Pull out every line with the word "Span" from the entries below.

** Begin Input rows **

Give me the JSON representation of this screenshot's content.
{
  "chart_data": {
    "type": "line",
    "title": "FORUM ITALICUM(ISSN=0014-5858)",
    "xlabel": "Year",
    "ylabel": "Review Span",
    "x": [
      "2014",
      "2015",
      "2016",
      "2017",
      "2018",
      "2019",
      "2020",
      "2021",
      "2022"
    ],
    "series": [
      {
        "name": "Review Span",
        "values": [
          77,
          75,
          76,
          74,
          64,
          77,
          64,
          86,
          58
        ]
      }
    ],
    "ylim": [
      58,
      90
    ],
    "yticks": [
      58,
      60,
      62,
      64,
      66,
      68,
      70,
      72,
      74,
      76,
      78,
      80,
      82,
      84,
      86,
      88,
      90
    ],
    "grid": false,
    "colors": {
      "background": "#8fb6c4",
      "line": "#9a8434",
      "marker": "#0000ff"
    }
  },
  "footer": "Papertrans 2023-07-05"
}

** End Input rows **

Written reply =
    "ylabel": "Review Span",
        "name": "Review Span",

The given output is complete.